**Given request:**
Identify every line in the records below that contains the word "Malicious", and copy each of those lines.
=== Records for the task ===
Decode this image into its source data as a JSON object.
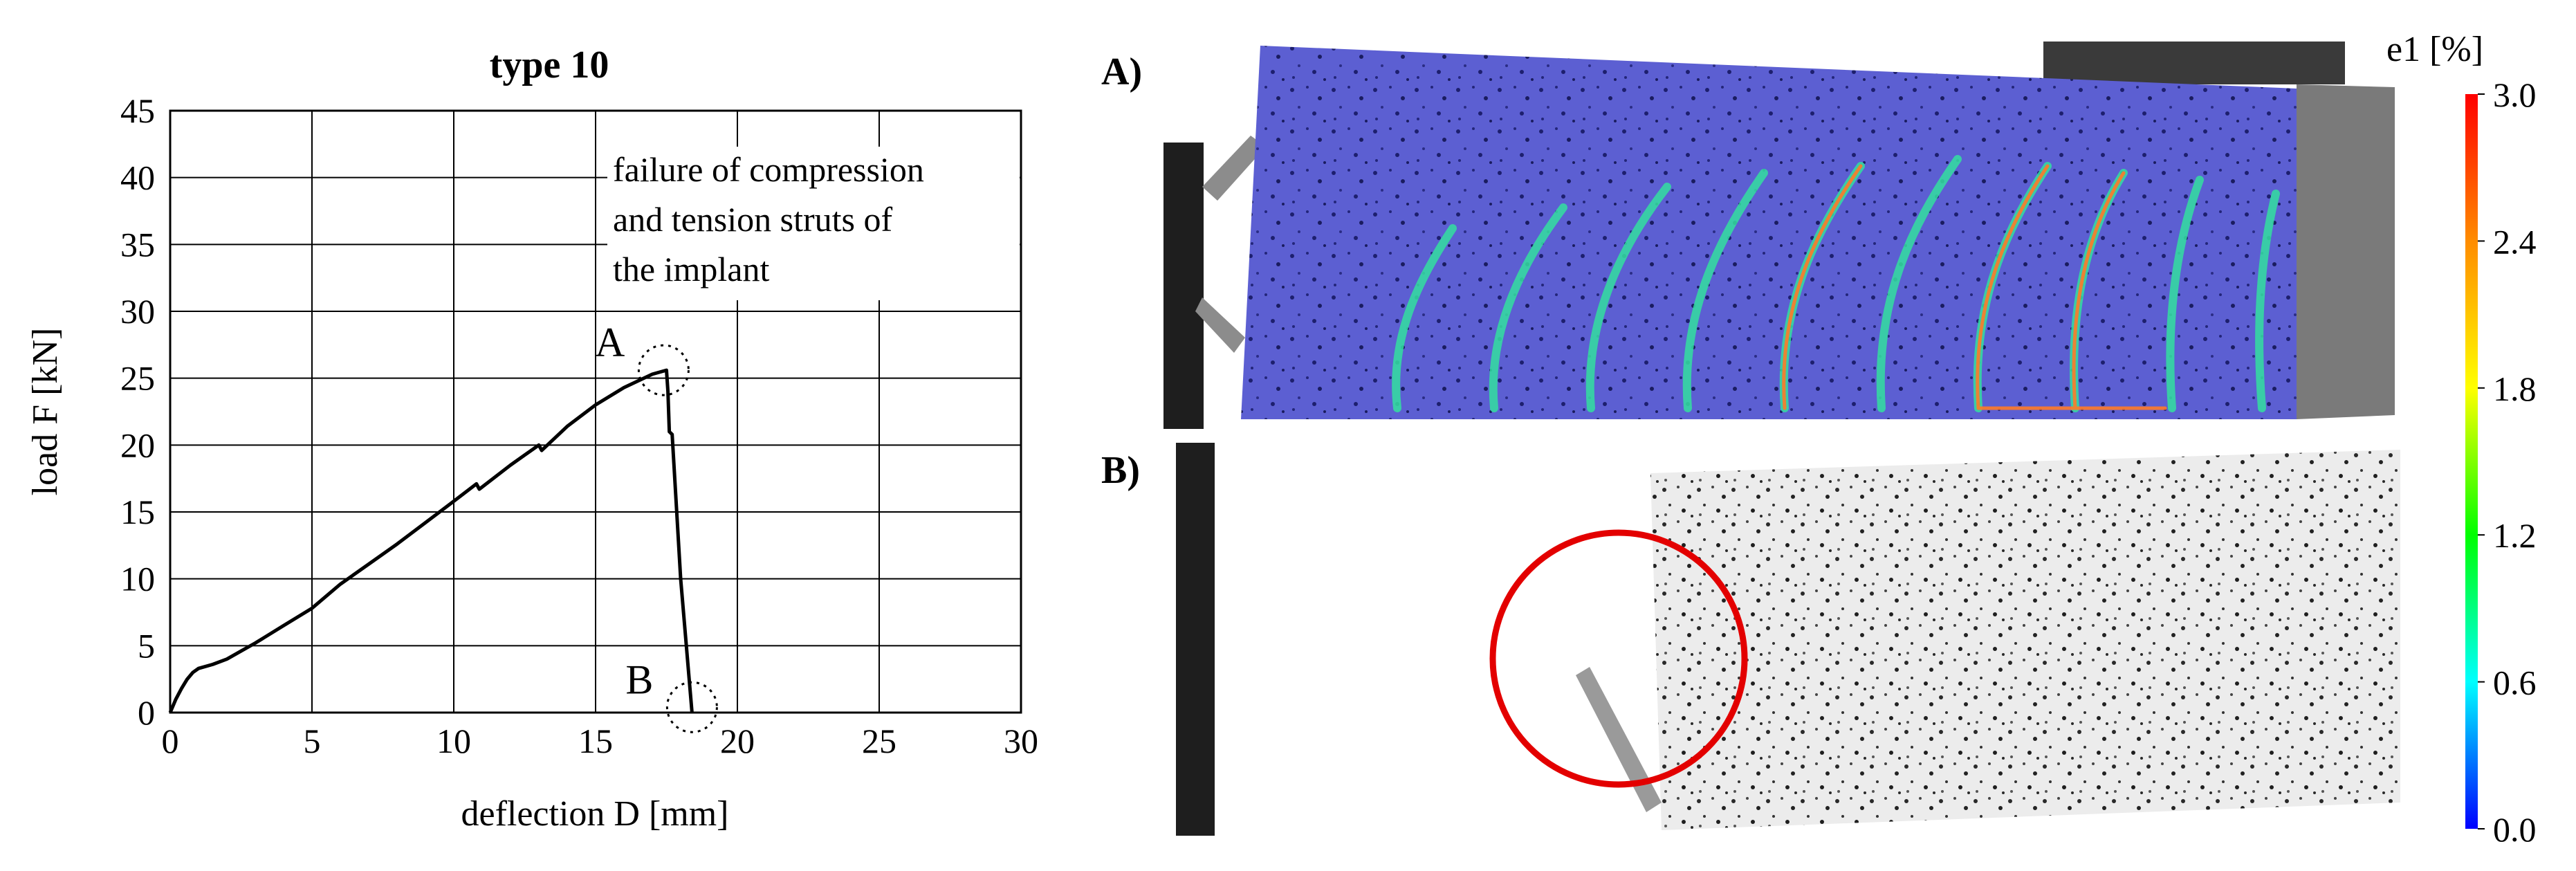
{
  "chart_data": {
    "type": "line",
    "title": "type 10",
    "xlabel": "deflection D [mm]",
    "ylabel": "load F [kN]",
    "xlim": [
      0,
      30
    ],
    "ylim": [
      0,
      45
    ],
    "xticks": [
      0,
      5,
      10,
      15,
      20,
      25,
      30
    ],
    "yticks": [
      0,
      5,
      10,
      15,
      20,
      25,
      30,
      35,
      40,
      45
    ],
    "grid": true,
    "annotation": [
      "failure of compression",
      "and tension struts of",
      "the implant"
    ],
    "points": [
      {
        "label": "A",
        "x": 17.4,
        "y": 25.6
      },
      {
        "label": "B",
        "x": 18.4,
        "y": 0.4
      }
    ],
    "series": [
      {
        "x": [
          0,
          0.2,
          0.4,
          0.6,
          0.8,
          1.0,
          1.5,
          2.0,
          2.5,
          3.0,
          4.0,
          5.0,
          6.0,
          7.0,
          8.0,
          9.0,
          10.0,
          10.8,
          10.9,
          12.0,
          13.0,
          13.1,
          14.0,
          15.0,
          16.0,
          17.0,
          17.5,
          17.55,
          17.6,
          17.7,
          18.0,
          18.4
        ],
        "y": [
          0,
          1.0,
          1.8,
          2.5,
          3.0,
          3.3,
          3.6,
          4.0,
          4.6,
          5.2,
          6.5,
          7.8,
          9.6,
          11.1,
          12.6,
          14.2,
          15.8,
          17.1,
          16.7,
          18.5,
          20.0,
          19.6,
          21.4,
          23.0,
          24.3,
          25.3,
          25.6,
          24.0,
          21.0,
          20.8,
          10.0,
          0.0
        ]
      }
    ]
  },
  "figure": {
    "panel_a_label": "A)",
    "panel_b_label": "B)",
    "colorbar": {
      "title": "e1 [%]",
      "ticks": [
        "3.0",
        "2.4",
        "1.8",
        "1.2",
        "0.6",
        "0.0"
      ],
      "colors": [
        "#ff0000",
        "#ff8c00",
        "#ffff00",
        "#00ff00",
        "#00ffff",
        "#0000ff"
      ]
    }
  }
}
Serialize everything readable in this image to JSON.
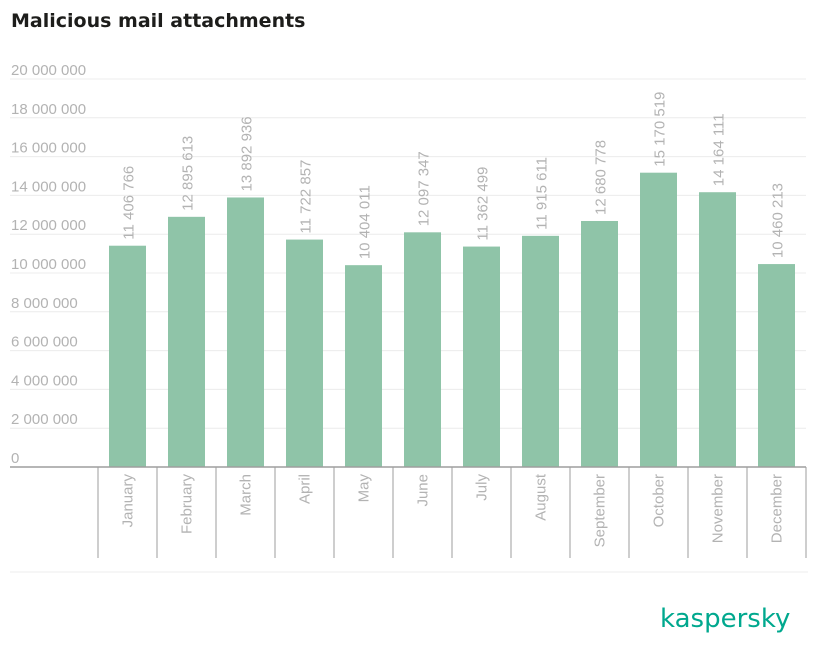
{
  "title": "Malicious mail attachments",
  "brand": "kaspersky",
  "colors": {
    "bar": "#8fc4a8",
    "tick_text": "#b3b3b3",
    "grid": "#ececec",
    "axis": "#9e9e9e",
    "brand": "#00a88e",
    "title": "#1d1d1b"
  },
  "chart_data": {
    "type": "bar",
    "title": "Malicious mail attachments",
    "xlabel": "",
    "ylabel": "",
    "ylim": [
      0,
      20000000
    ],
    "grid": true,
    "y_ticks": [
      {
        "value": 0,
        "label": "0"
      },
      {
        "value": 2000000,
        "label": "2 000 000"
      },
      {
        "value": 4000000,
        "label": "4 000 000"
      },
      {
        "value": 6000000,
        "label": "6 000 000"
      },
      {
        "value": 8000000,
        "label": "8 000 000"
      },
      {
        "value": 10000000,
        "label": "10 000 000"
      },
      {
        "value": 12000000,
        "label": "12 000 000"
      },
      {
        "value": 14000000,
        "label": "14 000 000"
      },
      {
        "value": 16000000,
        "label": "16 000 000"
      },
      {
        "value": 18000000,
        "label": "18 000 000"
      },
      {
        "value": 20000000,
        "label": "20 000 000"
      }
    ],
    "categories": [
      "January",
      "February",
      "March",
      "April",
      "May",
      "June",
      "July",
      "August",
      "September",
      "October",
      "November",
      "December"
    ],
    "values": [
      11406766,
      12895613,
      13892936,
      11722857,
      10404011,
      12097347,
      11362499,
      11915611,
      12680778,
      15170519,
      14164111,
      10460213
    ],
    "value_labels": [
      "11 406 766",
      "12 895 613",
      "13 892 936",
      "11 722 857",
      "10 404 011",
      "12 097 347",
      "11 362 499",
      "11 915 611",
      "12 680 778",
      "15 170 519",
      "14 164 111",
      "10 460 213"
    ]
  }
}
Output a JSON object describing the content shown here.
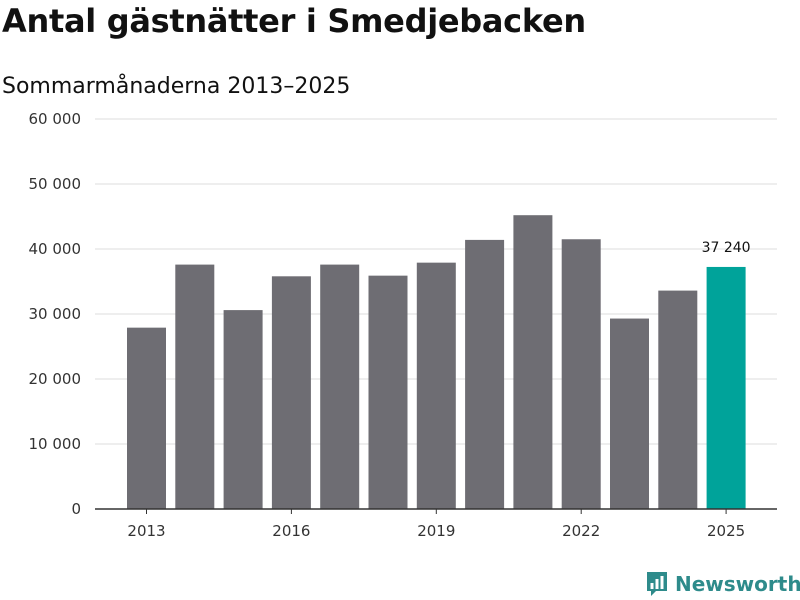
{
  "title": "Antal gästnätter i Smedjebacken",
  "subtitle": "Sommarmånaderna 2013–2025",
  "logo": {
    "text": "Newsworthy",
    "icon": "newsworthy-logo-icon"
  },
  "colors": {
    "bar": "#6e6d73",
    "highlight": "#00a39a",
    "grid": "#dddddd",
    "axis": "#333333"
  },
  "chart_data": {
    "type": "bar",
    "title": "",
    "xlabel": "",
    "ylabel": "",
    "ylim": [
      0,
      60000
    ],
    "yticks": [
      0,
      10000,
      20000,
      30000,
      40000,
      50000,
      60000
    ],
    "ytick_labels": [
      "0",
      "10 000",
      "20 000",
      "30 000",
      "40 000",
      "50 000",
      "60 000"
    ],
    "xtick_labels": [
      "2013",
      "2016",
      "2019",
      "2022",
      "2025"
    ],
    "grid": true,
    "legend": "none",
    "categories": [
      "2013",
      "2014",
      "2015",
      "2016",
      "2017",
      "2018",
      "2019",
      "2020",
      "2021",
      "2022",
      "2023",
      "2024",
      "2025"
    ],
    "values": [
      27900,
      37600,
      30600,
      35800,
      37600,
      35900,
      37900,
      41400,
      45200,
      41500,
      29300,
      33600,
      37240
    ],
    "highlight": [
      "2025"
    ],
    "data_labels": [
      {
        "category": "2025",
        "text": "37 240"
      }
    ]
  }
}
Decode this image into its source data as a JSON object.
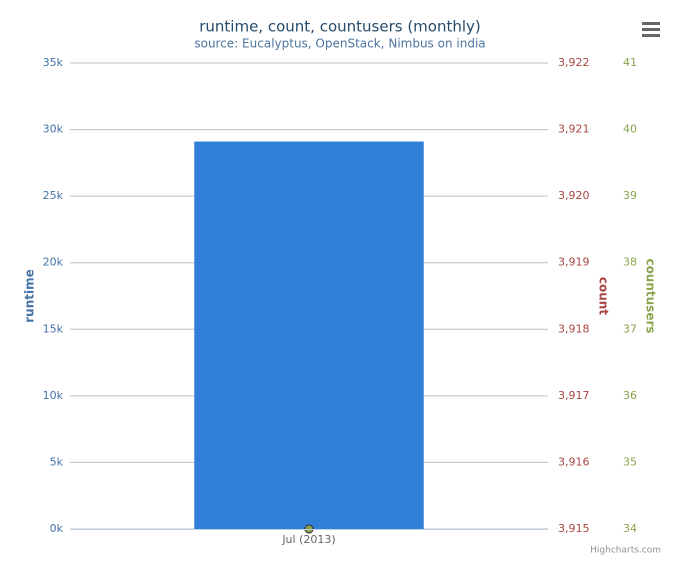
{
  "chart_data": {
    "type": "bar",
    "title": "runtime, count, countusers (monthly)",
    "subtitle": "source: Eucalyptus, OpenStack, Nimbus on india",
    "credit": "Highcharts.com",
    "categories": [
      "Jul (2013)"
    ],
    "series": [
      {
        "name": "runtime",
        "type": "bar",
        "axis": "y",
        "color": "#2f7ed8",
        "values": [
          29100
        ]
      },
      {
        "name": "count",
        "type": "line",
        "axis": "y2",
        "color": "#aa4643",
        "values": [
          3915
        ]
      },
      {
        "name": "countusers",
        "type": "line",
        "axis": "y3",
        "color": "#89a54e",
        "values": [
          34
        ]
      }
    ],
    "ylim": [
      0,
      35000
    ],
    "yticks": [
      {
        "value": 0,
        "label": "0k"
      },
      {
        "value": 5000,
        "label": "5k"
      },
      {
        "value": 10000,
        "label": "10k"
      },
      {
        "value": 15000,
        "label": "15k"
      },
      {
        "value": 20000,
        "label": "20k"
      },
      {
        "value": 25000,
        "label": "25k"
      },
      {
        "value": 30000,
        "label": "30k"
      },
      {
        "value": 35000,
        "label": "35k"
      }
    ],
    "y2lim": [
      3915,
      3922
    ],
    "y2ticks": [
      {
        "value": 3915,
        "label": "3,915"
      },
      {
        "value": 3916,
        "label": "3,916"
      },
      {
        "value": 3917,
        "label": "3,917"
      },
      {
        "value": 3918,
        "label": "3,918"
      },
      {
        "value": 3919,
        "label": "3,919"
      },
      {
        "value": 3920,
        "label": "3,920"
      },
      {
        "value": 3921,
        "label": "3,921"
      },
      {
        "value": 3922,
        "label": "3,922"
      }
    ],
    "y3lim": [
      34,
      41
    ],
    "y3ticks": [
      34,
      35,
      36,
      37,
      38,
      39,
      40,
      41
    ],
    "grid": true
  }
}
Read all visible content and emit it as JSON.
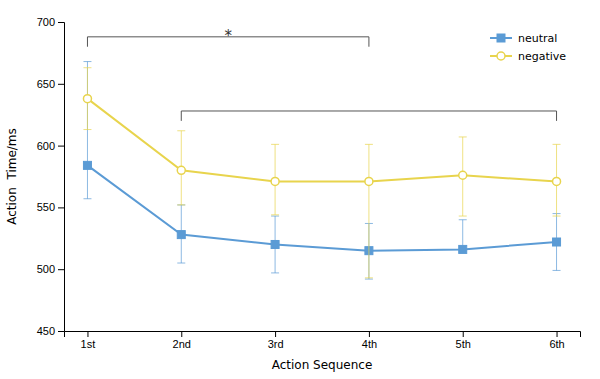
{
  "chart_data": {
    "type": "line",
    "x": [
      1,
      2,
      3,
      4,
      5,
      6
    ],
    "xlim": [
      0.75,
      6.25
    ],
    "xticks": [
      {
        "value": 1,
        "label": "1st"
      },
      {
        "value": 2,
        "label": "2nd"
      },
      {
        "value": 3,
        "label": "3rd"
      },
      {
        "value": 4,
        "label": "4th"
      },
      {
        "value": 5,
        "label": "5th"
      },
      {
        "value": 6,
        "label": "6th"
      }
    ],
    "series": [
      {
        "name": "neutral",
        "color": "#5B9BD5",
        "marker": "square",
        "values": [
          584,
          528,
          520,
          515,
          516,
          522
        ],
        "error_upper": [
          84,
          24,
          23,
          22,
          24,
          23
        ],
        "error_lower": [
          27,
          23,
          23,
          23,
          2,
          23
        ]
      },
      {
        "name": "negative",
        "color": "#E8D44D",
        "marker": "circle-open",
        "values": [
          638,
          580,
          571,
          571,
          576,
          571
        ],
        "error_upper": [
          25,
          32,
          30,
          30,
          31,
          30
        ],
        "error_lower": [
          25,
          28,
          27,
          78,
          33,
          28
        ]
      }
    ],
    "xlabel": "Action Sequence",
    "ylabel": "Action  Time/ms",
    "ylim": [
      450,
      700
    ],
    "yticks": [
      450,
      500,
      550,
      600,
      650,
      700
    ],
    "grid": false,
    "legend": "upper right",
    "brackets": [
      {
        "x1": 1,
        "x2": 4,
        "y": 688,
        "tick": 8
      },
      {
        "x1": 2,
        "x2": 6,
        "y": 628,
        "tick": 8
      }
    ],
    "annotations": [
      {
        "text": "*",
        "x": 2.5,
        "y": 690
      }
    ]
  }
}
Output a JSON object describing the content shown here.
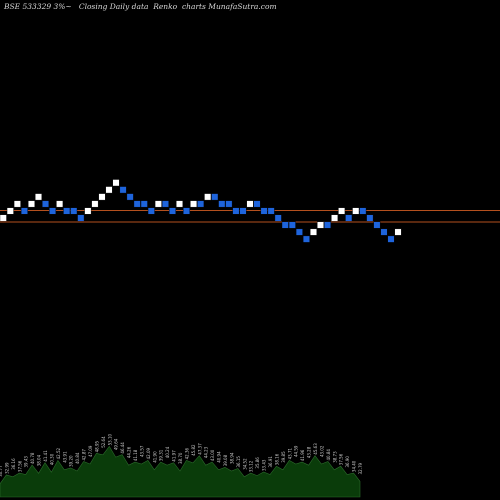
{
  "chart_data": {
    "type": "renko",
    "title": "BSE 533329 3%~   Closing Daily data  Renko  charts MunafaSutra.com",
    "colors": {
      "background": "#000000",
      "up_brick": "#ffffff",
      "down_brick": "#1e64dc",
      "reference_line": "#b4501e",
      "volume_fill": "#0a3c0a",
      "volume_stroke": "#2b6b2b",
      "text": "#d8d8d8"
    },
    "brick_levels": [
      0,
      1,
      2,
      1,
      2,
      3,
      2,
      1,
      2,
      1,
      1,
      0,
      1,
      2,
      3,
      4,
      5,
      4,
      3,
      2,
      2,
      1,
      2,
      2,
      1,
      2,
      1,
      2,
      2,
      3,
      3,
      2,
      2,
      1,
      1,
      2,
      2,
      1,
      1,
      0,
      -1,
      -1,
      -2,
      -3,
      -2,
      -1,
      -1,
      0,
      1,
      0,
      1,
      1,
      0,
      -1,
      -2,
      -3,
      -2
    ],
    "volume_profile": [
      0.28,
      0.33,
      0.4,
      0.36,
      0.44,
      0.5,
      0.46,
      0.54,
      0.48,
      0.58,
      0.52,
      0.45,
      0.5,
      0.56,
      0.62,
      0.7,
      0.78,
      0.82,
      0.74,
      0.68,
      0.6,
      0.55,
      0.62,
      0.58,
      0.52,
      0.55,
      0.6,
      0.54,
      0.5,
      0.58,
      0.64,
      0.66,
      0.6,
      0.55,
      0.52,
      0.46,
      0.5,
      0.44,
      0.4,
      0.36,
      0.42,
      0.38,
      0.44,
      0.48,
      0.52,
      0.58,
      0.62,
      0.55,
      0.6,
      0.66,
      0.62,
      0.56,
      0.52,
      0.48,
      0.44,
      0.36,
      0.32
    ],
    "volume_labels": [
      "30.77",
      "32.99",
      "36.16",
      "37.56",
      "39.43",
      "40.78",
      "38.04",
      "41.41",
      "40.30",
      "42.52",
      "43.91",
      "39.20",
      "40.84",
      "42.87",
      "47.09",
      "48.95",
      "52.64",
      "53.10",
      "49.64",
      "46.44",
      "44.26",
      "41.18",
      "43.57",
      "42.09",
      "41.90",
      "39.31",
      "40.24",
      "41.97",
      "38.70",
      "42.36",
      "45.82",
      "47.37",
      "44.23",
      "43.00",
      "40.94",
      "39.08",
      "38.94",
      "36.15",
      "34.52",
      "33.12",
      "35.86",
      "33.43",
      "36.91",
      "38.16",
      "39.85",
      "43.71",
      "44.59",
      "41.96",
      "43.28",
      "45.63",
      "43.02",
      "40.84",
      "38.73",
      "37.56",
      "36.90",
      "34.40",
      "32.79"
    ]
  }
}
===
**Written answer:**
  "title": "Malicious mail attachments",
    "title": "Malicious mail attachments",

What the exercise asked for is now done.